▶ **What needs to be done**: Each line that includes "Asia" counts once; give the total and nothing besides.

▶ **Material provided**:
start

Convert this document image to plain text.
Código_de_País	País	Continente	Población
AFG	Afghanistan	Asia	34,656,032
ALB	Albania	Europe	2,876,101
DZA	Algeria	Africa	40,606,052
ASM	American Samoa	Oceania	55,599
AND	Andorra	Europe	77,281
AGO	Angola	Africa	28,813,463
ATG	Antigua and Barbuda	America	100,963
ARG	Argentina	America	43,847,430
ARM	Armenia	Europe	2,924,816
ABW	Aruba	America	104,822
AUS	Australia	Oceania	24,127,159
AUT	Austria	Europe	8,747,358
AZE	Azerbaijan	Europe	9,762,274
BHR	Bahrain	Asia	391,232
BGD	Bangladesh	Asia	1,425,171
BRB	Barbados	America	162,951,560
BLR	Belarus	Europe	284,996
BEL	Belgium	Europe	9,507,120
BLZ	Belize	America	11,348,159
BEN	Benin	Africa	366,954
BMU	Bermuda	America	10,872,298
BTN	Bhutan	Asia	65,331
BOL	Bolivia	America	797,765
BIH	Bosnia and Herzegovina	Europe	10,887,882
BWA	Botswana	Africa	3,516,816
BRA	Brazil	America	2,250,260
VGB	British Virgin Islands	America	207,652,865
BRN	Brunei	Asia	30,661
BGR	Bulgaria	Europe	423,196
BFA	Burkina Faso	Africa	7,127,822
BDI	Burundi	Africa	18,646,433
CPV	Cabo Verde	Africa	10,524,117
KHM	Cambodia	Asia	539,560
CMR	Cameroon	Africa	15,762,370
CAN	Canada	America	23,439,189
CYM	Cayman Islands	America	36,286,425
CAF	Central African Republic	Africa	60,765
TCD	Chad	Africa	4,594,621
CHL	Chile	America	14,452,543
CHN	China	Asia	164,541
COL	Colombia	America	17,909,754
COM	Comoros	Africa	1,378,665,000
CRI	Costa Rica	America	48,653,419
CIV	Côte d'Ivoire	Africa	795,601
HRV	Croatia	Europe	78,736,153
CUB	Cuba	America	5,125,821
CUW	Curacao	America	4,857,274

end
start

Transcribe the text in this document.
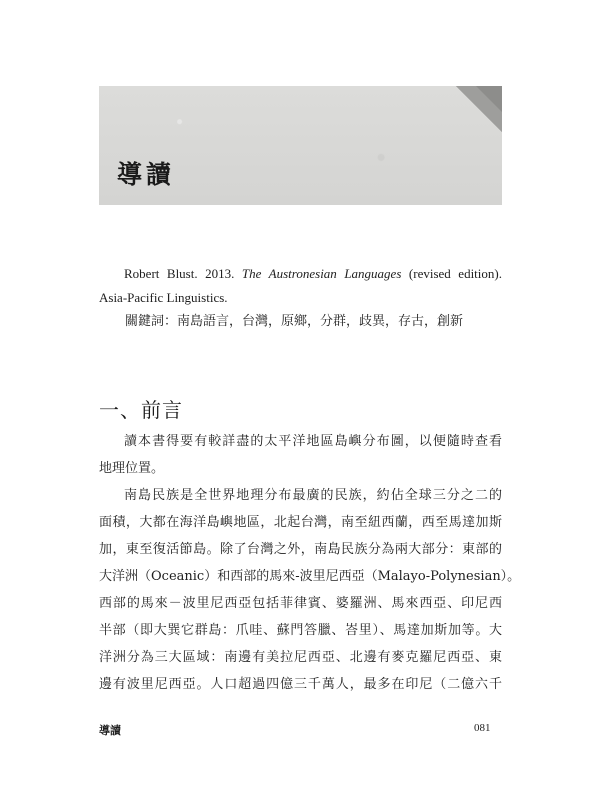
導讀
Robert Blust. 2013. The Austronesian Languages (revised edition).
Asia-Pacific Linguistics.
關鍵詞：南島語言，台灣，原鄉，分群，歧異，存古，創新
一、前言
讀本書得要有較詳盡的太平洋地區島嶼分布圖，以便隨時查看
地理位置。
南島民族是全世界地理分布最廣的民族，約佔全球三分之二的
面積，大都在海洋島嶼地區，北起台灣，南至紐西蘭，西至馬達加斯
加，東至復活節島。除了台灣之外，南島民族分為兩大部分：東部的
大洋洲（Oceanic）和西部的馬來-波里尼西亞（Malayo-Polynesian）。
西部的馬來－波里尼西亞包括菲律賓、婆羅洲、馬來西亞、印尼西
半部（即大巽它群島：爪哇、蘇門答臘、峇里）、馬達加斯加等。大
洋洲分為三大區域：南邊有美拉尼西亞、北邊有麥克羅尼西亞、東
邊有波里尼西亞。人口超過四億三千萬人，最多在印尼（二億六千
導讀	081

end
start

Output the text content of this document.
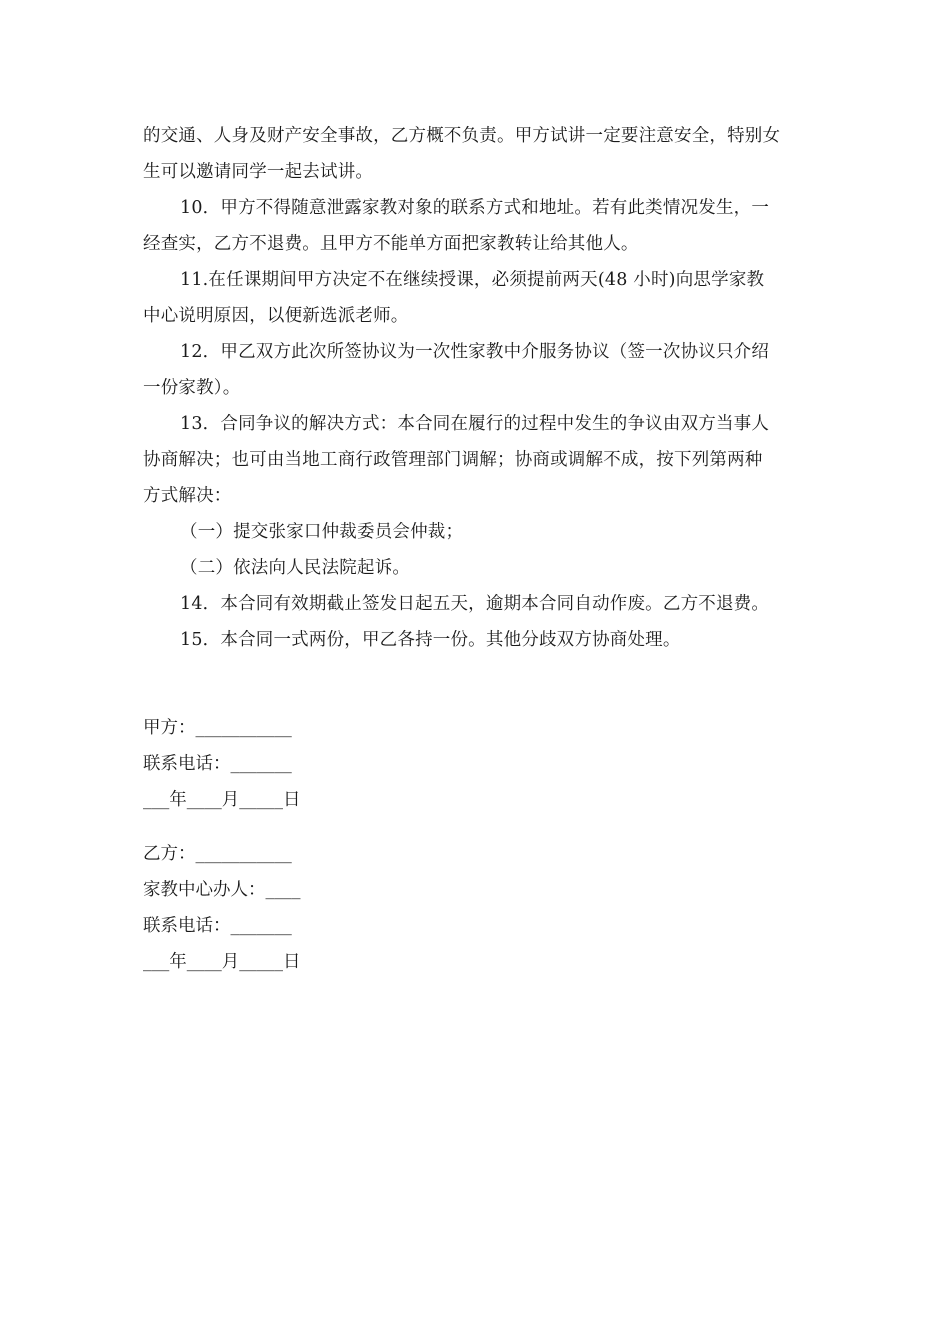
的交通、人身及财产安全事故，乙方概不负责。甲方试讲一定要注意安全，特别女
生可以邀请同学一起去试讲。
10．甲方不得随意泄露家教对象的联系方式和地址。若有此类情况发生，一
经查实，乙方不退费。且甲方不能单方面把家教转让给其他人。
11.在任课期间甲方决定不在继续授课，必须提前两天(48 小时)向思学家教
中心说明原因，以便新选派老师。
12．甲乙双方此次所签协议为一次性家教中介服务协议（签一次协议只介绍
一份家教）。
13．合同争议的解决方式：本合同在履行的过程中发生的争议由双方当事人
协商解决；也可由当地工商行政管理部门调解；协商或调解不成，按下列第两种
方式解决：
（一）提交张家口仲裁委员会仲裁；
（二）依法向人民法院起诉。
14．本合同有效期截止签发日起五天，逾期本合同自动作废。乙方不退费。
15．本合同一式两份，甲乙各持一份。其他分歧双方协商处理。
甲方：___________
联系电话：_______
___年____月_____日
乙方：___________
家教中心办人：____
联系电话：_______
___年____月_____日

end

▶ **Solution**: 8